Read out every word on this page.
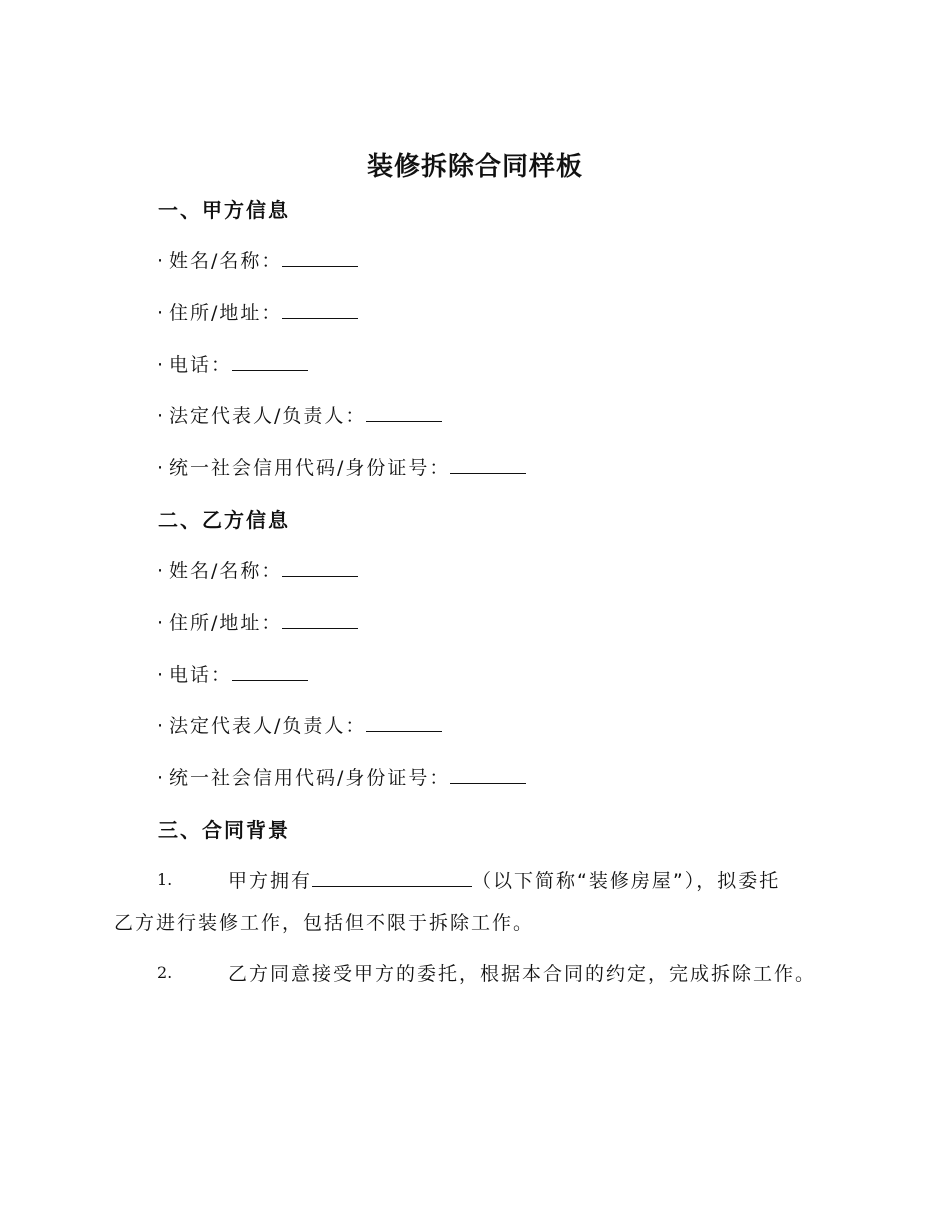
装修拆除合同样板
一、甲方信息
· 姓名/名称：
· 住所/地址：
· 电话：
· 法定代表人/负责人：
· 统一社会信用代码/身份证号：
二、乙方信息
· 姓名/名称：
· 住所/地址：
· 电话：
· 法定代表人/负责人：
· 统一社会信用代码/身份证号：
三、合同背景
1.	甲方拥有	（以下简称“装修房屋”），拟委托
乙方进行装修工作，包括但不限于拆除工作。
2.	乙方同意接受甲方的委托，根据本合同的约定，完成拆除工作。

_Work to be completed_
Could you repeat all of the material exactly? Pictures should not be copied.

_Worked solution_
Read out every word on this page.
装修拆除合同样板
一、甲方信息
· 姓名/名称：
· 住所/地址：
· 电话：
· 法定代表人/负责人：
· 统一社会信用代码/身份证号：
二、乙方信息
· 姓名/名称：
· 住所/地址：
· 电话：
· 法定代表人/负责人：
· 统一社会信用代码/身份证号：
三、合同背景
1.	甲方拥有	（以下简称“装修房屋”），拟委托
乙方进行装修工作，包括但不限于拆除工作。
2.	乙方同意接受甲方的委托，根据本合同的约定，完成拆除工作。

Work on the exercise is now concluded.